── Provided data ──

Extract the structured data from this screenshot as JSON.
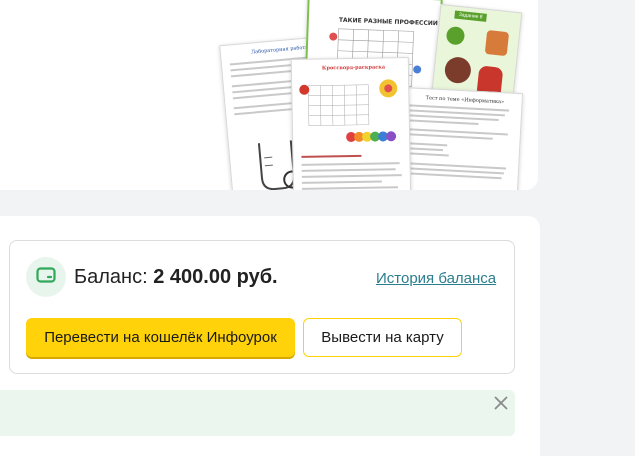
{
  "collage": {
    "sheet_titles": [
      "Лабораторная работа №1",
      "ТАКИЕ РАЗНЫЕ ПРОФЕССИИ",
      "Кроссворд-раскраска",
      "Тест по теме «Информатика»",
      "Задание 8"
    ]
  },
  "balance": {
    "label": "Баланс:",
    "amount": "2 400.00 руб.",
    "history_link": "История баланса"
  },
  "actions": {
    "transfer_label": "Перевести на кошелёк Инфоурок",
    "withdraw_label": "Вывести на карту"
  },
  "colors": {
    "accent_yellow": "#ffd20a",
    "link_teal": "#2a7d8e",
    "wallet_green": "#2fa85b",
    "notice_bg": "#eaf6ee"
  },
  "icons": {
    "wallet": "wallet-icon",
    "close": "close-icon"
  }
}
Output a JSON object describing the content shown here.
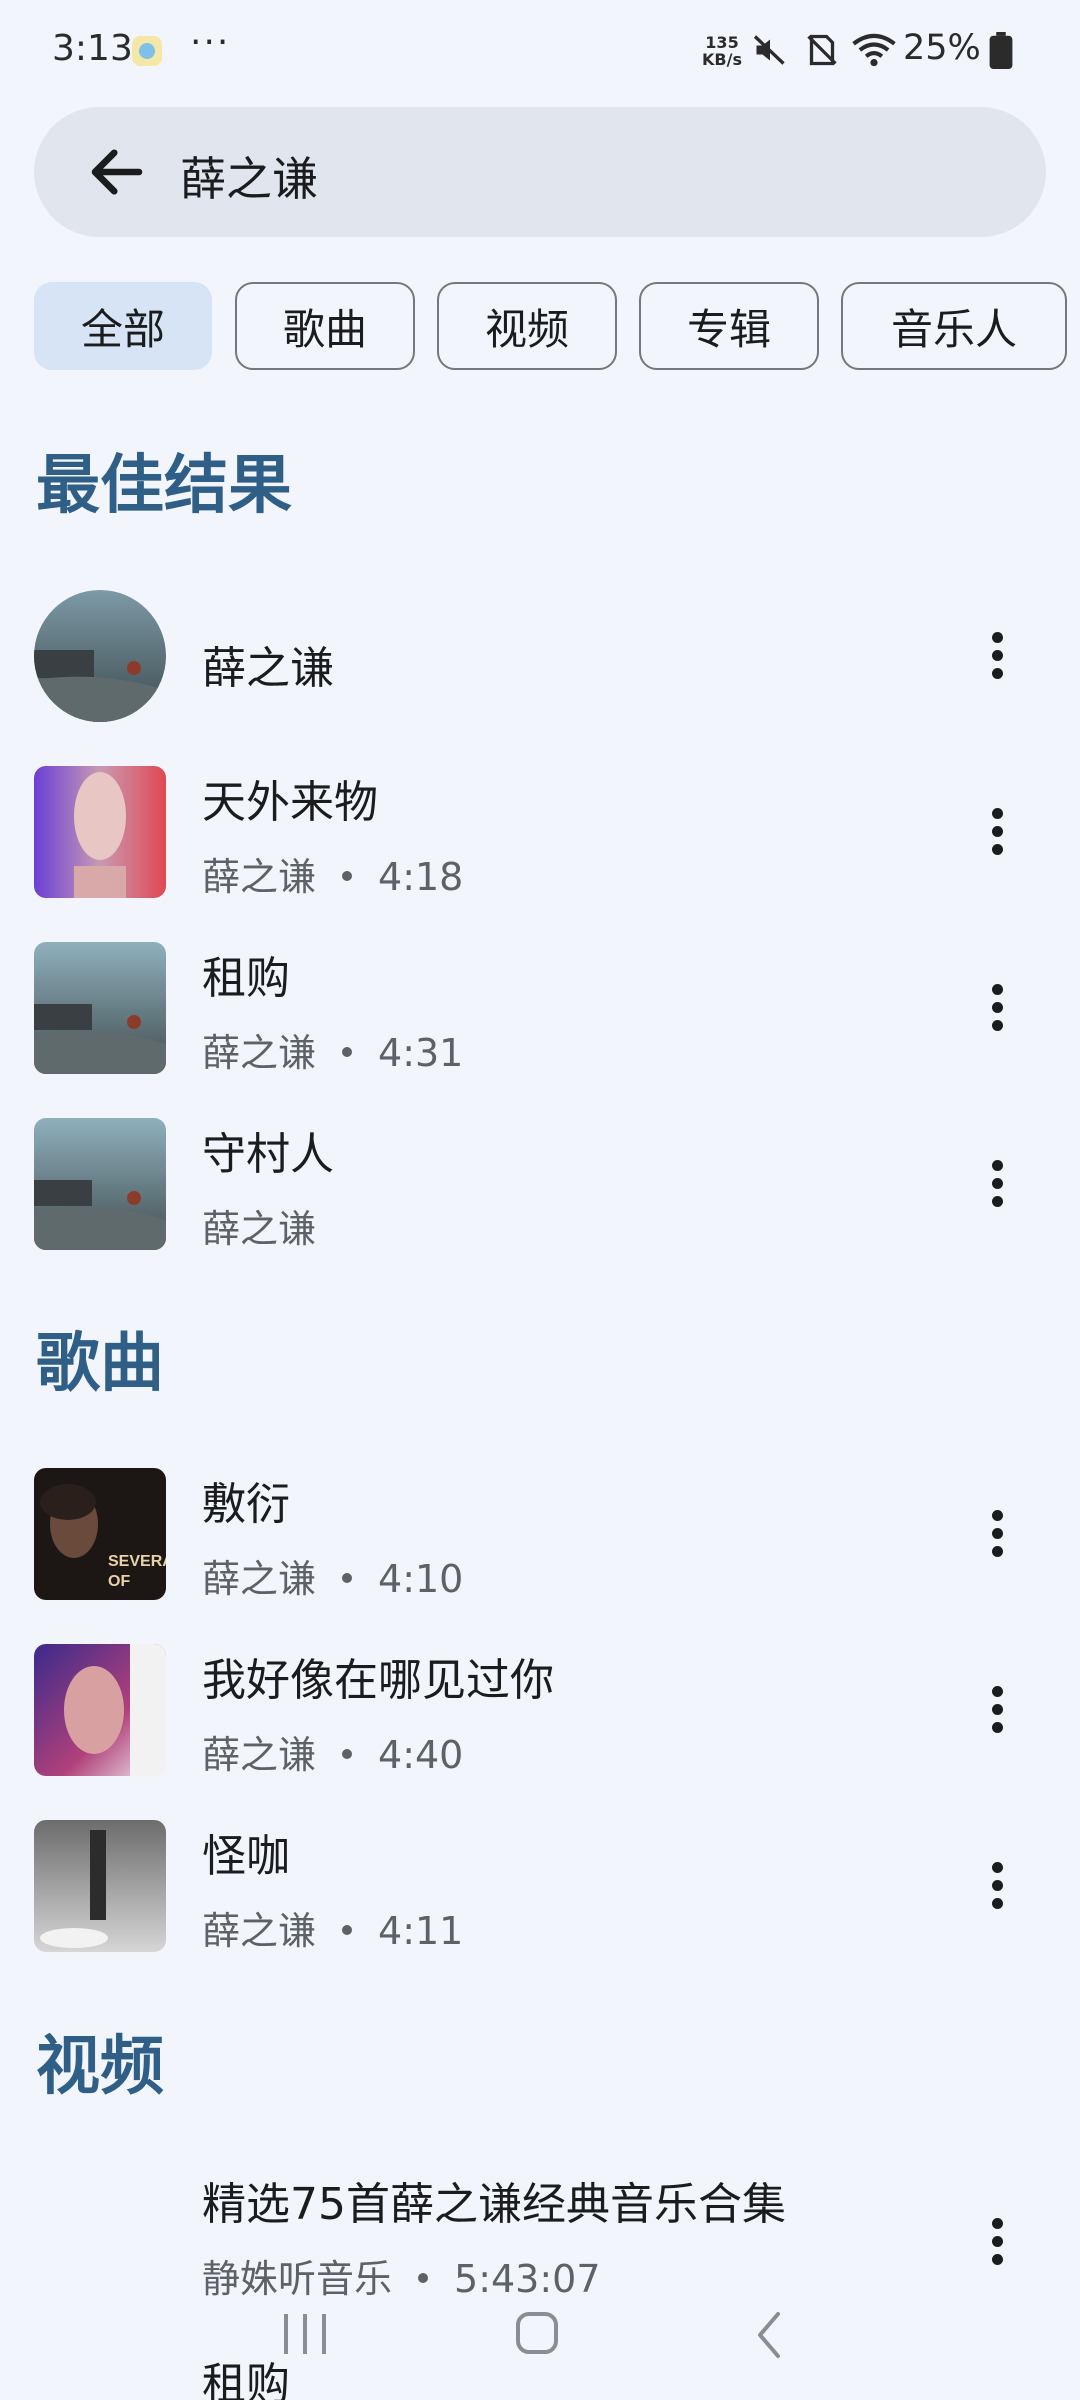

───

◆ Exercise aim
Quote everything in the listing above exactly; pictures are the only thing to omit.

◆ Output for this exercise
Extract the structured data from this screenshot as JSON.
{
  "collage": {
    "sheet_titles": [
      "Лабораторная работа №1",
      "ТАКИЕ РАЗНЫЕ ПРОФЕССИИ",
      "Кроссворд-раскраска",
      "Тест по теме «Информатика»",
      "Задание 8"
    ]
  },
  "balance": {
    "label": "Баланс:",
    "amount": "2 400.00 руб.",
    "history_link": "История баланса"
  },
  "actions": {
    "transfer_label": "Перевести на кошелёк Инфоурок",
    "withdraw_label": "Вывести на карту"
  },
  "colors": {
    "accent_yellow": "#ffd20a",
    "link_teal": "#2a7d8e",
    "wallet_green": "#2fa85b",
    "notice_bg": "#eaf6ee"
  },
  "icons": {
    "wallet": "wallet-icon",
    "close": "close-icon"
  }
}
Output a JSON object describing the content shown here.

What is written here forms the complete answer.